■ **Work instructions**
Reproduce the lines starting with the line containing "Localize all elements." and going on through the line containing "series-line-1 bbox=[325, 178, 2334, 656]", substituting "legend-marker" for every occurrence of "legend-swatch" and leaving everything else unchanged.

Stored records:
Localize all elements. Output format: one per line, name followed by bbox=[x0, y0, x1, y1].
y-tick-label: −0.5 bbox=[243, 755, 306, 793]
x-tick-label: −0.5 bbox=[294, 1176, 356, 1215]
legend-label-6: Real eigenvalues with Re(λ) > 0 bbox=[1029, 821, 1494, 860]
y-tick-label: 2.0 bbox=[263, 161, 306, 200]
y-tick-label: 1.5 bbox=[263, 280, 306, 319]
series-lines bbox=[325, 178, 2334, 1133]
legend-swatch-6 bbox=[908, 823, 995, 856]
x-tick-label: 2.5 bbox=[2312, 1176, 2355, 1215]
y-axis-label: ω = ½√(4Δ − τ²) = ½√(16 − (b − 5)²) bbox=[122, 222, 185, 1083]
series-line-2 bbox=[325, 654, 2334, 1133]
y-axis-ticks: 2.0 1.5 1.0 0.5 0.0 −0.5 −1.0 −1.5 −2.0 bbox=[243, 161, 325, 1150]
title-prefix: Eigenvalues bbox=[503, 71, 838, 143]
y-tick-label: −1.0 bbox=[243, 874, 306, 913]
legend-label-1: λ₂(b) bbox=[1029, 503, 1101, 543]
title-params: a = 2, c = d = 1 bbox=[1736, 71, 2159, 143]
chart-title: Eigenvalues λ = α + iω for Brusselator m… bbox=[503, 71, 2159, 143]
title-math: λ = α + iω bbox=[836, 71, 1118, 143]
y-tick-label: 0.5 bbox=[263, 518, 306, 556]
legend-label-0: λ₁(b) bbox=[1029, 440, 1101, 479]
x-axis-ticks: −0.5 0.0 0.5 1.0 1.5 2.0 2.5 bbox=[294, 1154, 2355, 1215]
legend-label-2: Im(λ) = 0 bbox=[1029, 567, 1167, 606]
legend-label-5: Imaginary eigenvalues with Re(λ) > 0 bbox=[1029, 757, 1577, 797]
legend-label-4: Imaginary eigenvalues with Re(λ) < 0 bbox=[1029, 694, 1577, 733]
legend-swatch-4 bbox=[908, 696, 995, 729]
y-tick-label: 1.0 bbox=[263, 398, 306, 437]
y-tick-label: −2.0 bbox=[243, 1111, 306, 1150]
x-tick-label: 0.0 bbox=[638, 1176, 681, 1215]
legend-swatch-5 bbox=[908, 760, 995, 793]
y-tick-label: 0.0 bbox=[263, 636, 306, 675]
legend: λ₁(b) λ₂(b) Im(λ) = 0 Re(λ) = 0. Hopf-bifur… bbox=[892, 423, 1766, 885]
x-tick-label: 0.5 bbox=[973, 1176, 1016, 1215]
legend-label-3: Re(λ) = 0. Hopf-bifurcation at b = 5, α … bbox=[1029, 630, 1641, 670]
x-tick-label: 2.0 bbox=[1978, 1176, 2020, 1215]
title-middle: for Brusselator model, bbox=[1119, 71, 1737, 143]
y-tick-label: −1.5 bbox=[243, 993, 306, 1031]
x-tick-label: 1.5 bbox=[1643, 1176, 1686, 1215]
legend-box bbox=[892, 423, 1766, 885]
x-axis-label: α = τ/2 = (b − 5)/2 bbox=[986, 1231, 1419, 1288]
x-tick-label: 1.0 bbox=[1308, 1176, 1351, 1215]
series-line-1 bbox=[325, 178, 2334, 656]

==

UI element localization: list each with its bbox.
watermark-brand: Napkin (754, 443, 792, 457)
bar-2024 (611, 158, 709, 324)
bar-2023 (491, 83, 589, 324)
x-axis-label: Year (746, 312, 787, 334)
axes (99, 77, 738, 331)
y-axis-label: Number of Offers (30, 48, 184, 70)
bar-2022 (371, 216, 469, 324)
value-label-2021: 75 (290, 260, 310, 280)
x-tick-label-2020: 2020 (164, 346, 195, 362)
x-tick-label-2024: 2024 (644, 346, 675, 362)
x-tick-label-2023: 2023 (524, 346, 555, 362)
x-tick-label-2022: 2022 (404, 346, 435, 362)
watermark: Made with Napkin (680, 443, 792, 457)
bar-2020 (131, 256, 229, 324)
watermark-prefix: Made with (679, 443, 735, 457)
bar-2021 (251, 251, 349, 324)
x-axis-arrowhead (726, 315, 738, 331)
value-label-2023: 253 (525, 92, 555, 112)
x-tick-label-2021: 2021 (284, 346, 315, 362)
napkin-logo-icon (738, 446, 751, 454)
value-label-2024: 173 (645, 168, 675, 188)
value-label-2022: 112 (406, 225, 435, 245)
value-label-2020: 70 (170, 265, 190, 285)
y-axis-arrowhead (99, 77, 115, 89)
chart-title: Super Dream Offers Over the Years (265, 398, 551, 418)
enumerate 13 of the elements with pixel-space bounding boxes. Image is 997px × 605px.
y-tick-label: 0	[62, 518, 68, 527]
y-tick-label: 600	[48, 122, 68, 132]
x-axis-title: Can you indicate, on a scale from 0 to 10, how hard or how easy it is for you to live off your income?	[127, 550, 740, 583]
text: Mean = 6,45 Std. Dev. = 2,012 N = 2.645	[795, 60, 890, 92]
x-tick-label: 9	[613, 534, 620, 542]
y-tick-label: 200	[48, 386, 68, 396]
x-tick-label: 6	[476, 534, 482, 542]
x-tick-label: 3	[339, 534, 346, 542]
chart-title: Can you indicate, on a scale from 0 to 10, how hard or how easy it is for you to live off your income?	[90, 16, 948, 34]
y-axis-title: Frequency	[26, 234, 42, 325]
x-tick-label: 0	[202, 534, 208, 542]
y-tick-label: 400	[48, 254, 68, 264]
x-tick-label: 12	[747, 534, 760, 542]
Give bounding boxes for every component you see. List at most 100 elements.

■ **Exercise result**
Localize all elements. Output format: one per line, name followed by bbox=[x0, y0, x1, y1].
y-tick-label: −0.5 bbox=[243, 755, 306, 793]
x-tick-label: −0.5 bbox=[294, 1176, 356, 1215]
legend-label-6: Real eigenvalues with Re(λ) > 0 bbox=[1029, 821, 1494, 860]
y-tick-label: 2.0 bbox=[263, 161, 306, 200]
y-tick-label: 1.5 bbox=[263, 280, 306, 319]
series-lines bbox=[325, 178, 2334, 1133]
legend-marker-6 bbox=[908, 823, 995, 856]
x-tick-label: 2.5 bbox=[2312, 1176, 2355, 1215]
y-axis-label: ω = ½√(4Δ − τ²) = ½√(16 − (b − 5)²) bbox=[122, 222, 185, 1083]
series-line-2 bbox=[325, 654, 2334, 1133]
y-axis-ticks: 2.0 1.5 1.0 0.5 0.0 −0.5 −1.0 −1.5 −2.0 bbox=[243, 161, 325, 1150]
title-prefix: Eigenvalues bbox=[503, 71, 838, 143]
y-tick-label: −1.0 bbox=[243, 874, 306, 913]
legend-label-1: λ₂(b) bbox=[1029, 503, 1101, 543]
title-params: a = 2, c = d = 1 bbox=[1736, 71, 2159, 143]
chart-title: Eigenvalues λ = α + iω for Brusselator m… bbox=[503, 71, 2159, 143]
title-math: λ = α + iω bbox=[836, 71, 1118, 143]
y-tick-label: 0.5 bbox=[263, 518, 306, 556]
legend-label-0: λ₁(b) bbox=[1029, 440, 1101, 479]
x-axis-ticks: −0.5 0.0 0.5 1.0 1.5 2.0 2.5 bbox=[294, 1154, 2355, 1215]
legend-label-2: Im(λ) = 0 bbox=[1029, 567, 1167, 606]
legend-label-5: Imaginary eigenvalues with Re(λ) > 0 bbox=[1029, 757, 1577, 797]
legend-label-4: Imaginary eigenvalues with Re(λ) < 0 bbox=[1029, 694, 1577, 733]
legend-marker-4 bbox=[908, 696, 995, 729]
y-tick-label: 1.0 bbox=[263, 398, 306, 437]
y-tick-label: −2.0 bbox=[243, 1111, 306, 1150]
x-tick-label: 0.0 bbox=[638, 1176, 681, 1215]
legend-marker-5 bbox=[908, 760, 995, 793]
y-tick-label: 0.0 bbox=[263, 636, 306, 675]
legend: λ₁(b) λ₂(b) Im(λ) = 0 Re(λ) = 0. Hopf-bifur… bbox=[892, 423, 1766, 885]
x-tick-label: 0.5 bbox=[973, 1176, 1016, 1215]
legend-label-3: Re(λ) = 0. Hopf-bifurcation at b = 5, α … bbox=[1029, 630, 1641, 670]
x-tick-label: 2.0 bbox=[1978, 1176, 2020, 1215]
title-middle: for Brusselator model, bbox=[1119, 71, 1737, 143]
y-tick-label: −1.5 bbox=[243, 993, 306, 1031]
x-tick-label: 1.5 bbox=[1643, 1176, 1686, 1215]
legend-box bbox=[892, 423, 1766, 885]
x-axis-label: α = τ/2 = (b − 5)/2 bbox=[986, 1231, 1419, 1288]
x-tick-label: 1.0 bbox=[1308, 1176, 1351, 1215]
series-line-1 bbox=[325, 178, 2334, 656]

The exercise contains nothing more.